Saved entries
(begin)
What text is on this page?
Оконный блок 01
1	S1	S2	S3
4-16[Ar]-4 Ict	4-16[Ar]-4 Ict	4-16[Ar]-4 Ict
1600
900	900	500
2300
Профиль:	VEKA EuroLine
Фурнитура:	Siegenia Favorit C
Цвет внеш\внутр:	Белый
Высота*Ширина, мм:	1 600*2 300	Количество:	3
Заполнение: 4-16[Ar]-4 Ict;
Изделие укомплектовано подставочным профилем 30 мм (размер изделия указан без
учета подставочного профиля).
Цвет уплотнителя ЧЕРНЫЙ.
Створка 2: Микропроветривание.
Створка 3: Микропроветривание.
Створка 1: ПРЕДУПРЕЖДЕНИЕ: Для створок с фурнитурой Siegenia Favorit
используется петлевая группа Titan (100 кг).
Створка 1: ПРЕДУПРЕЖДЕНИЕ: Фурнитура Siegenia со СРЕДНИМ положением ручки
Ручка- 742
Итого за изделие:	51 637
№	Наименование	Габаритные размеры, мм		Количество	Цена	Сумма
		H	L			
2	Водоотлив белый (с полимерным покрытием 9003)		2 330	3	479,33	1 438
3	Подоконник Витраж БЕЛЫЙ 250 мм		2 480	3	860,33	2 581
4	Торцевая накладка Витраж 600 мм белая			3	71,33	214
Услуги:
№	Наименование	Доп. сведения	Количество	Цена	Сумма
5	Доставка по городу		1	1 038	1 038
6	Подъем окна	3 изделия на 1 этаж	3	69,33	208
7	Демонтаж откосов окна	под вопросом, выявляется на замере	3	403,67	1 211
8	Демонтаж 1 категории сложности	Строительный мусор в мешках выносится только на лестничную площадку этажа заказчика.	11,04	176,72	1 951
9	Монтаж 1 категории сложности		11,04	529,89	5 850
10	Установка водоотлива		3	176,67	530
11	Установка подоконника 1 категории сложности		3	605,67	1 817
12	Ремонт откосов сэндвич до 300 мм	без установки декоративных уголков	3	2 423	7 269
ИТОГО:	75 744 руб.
(end)
From the first line to the last, please quote the material above exactly.

What text is on this page?
Оконный блок 01
1	S1	S2	S3
4-16[Ar]-4 Ict	4-16[Ar]-4 Ict	4-16[Ar]-4 Ict
1600
900	900	500
2300
Профиль:	VEKA EuroLine
Фурнитура:	Siegenia Favorit C
Цвет внеш\внутр:	Белый
Высота*Ширина, мм:	1 600*2 300	Количество:	3
Заполнение: 4-16[Ar]-4 Ict;
Изделие укомплектовано подставочным профилем 30 мм (размер изделия указан без
учета подставочного профиля).
Цвет уплотнителя ЧЕРНЫЙ.
Створка 2: Микропроветривание.
Створка 3: Микропроветривание.
Створка 1: ПРЕДУПРЕЖДЕНИЕ: Для створок с фурнитурой Siegenia Favorit
используется петлевая группа Titan (100 кг).
Створка 1: ПРЕДУПРЕЖДЕНИЕ: Фурнитура Siegenia со СРЕДНИМ положением ручки
Ручка- 742
Итого за изделие:	51 637
№	Наименование	Габаритные размеры, мм		Количество	Цена	Сумма
		H	L			
2	Водоотлив белый (с полимерным покрытием 9003)		2 330	3	479,33	1 438
3	Подоконник Витраж БЕЛЫЙ 250 мм		2 480	3	860,33	2 581
4	Торцевая накладка Витраж 600 мм белая			3	71,33	214
Услуги:
№	Наименование	Доп. сведения	Количество	Цена	Сумма
5	Доставка по городу		1	1 038	1 038
6	Подъем окна	3 изделия на 1 этаж	3	69,33	208
7	Демонтаж откосов окна	под вопросом, выявляется на замере	3	403,67	1 211
8	Демонтаж 1 категории сложности	Строительный мусор в мешках выносится только на лестничную площадку этажа заказчика.	11,04	176,72	1 951
9	Монтаж 1 категории сложности		11,04	529,89	5 850
10	Установка водоотлива		3	176,67	530
11	Установка подоконника 1 категории сложности		3	605,67	1 817
12	Ремонт откосов сэндвич до 300 мм	без установки декоративных уголков	3	2 423	7 269
ИТОГО:	75 744 руб.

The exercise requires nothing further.